*EXERCISE MATERIALS*.
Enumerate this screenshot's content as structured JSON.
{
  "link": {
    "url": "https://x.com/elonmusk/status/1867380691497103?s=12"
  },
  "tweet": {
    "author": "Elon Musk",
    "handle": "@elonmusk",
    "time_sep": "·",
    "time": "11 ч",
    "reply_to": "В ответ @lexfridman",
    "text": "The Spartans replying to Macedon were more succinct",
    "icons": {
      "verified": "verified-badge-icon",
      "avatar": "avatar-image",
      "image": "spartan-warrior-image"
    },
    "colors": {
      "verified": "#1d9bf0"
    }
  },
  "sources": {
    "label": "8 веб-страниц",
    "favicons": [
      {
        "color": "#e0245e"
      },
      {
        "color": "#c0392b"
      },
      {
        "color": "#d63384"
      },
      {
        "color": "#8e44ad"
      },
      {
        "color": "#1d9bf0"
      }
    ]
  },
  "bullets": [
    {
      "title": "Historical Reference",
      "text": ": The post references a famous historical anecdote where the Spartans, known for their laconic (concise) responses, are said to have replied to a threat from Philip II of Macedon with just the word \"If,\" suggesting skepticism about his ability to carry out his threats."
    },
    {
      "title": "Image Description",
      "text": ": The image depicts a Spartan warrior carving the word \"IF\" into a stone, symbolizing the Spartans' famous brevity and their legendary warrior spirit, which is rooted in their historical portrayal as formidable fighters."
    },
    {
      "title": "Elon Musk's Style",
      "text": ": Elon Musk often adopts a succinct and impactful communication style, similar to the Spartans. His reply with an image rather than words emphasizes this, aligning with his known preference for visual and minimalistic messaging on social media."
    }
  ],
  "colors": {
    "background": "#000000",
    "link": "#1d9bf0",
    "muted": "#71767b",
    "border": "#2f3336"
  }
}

*WHAT TO DO*. Report the number of lines containing the string "famous" and add nothing to it.

*THE OUTPUT*. 2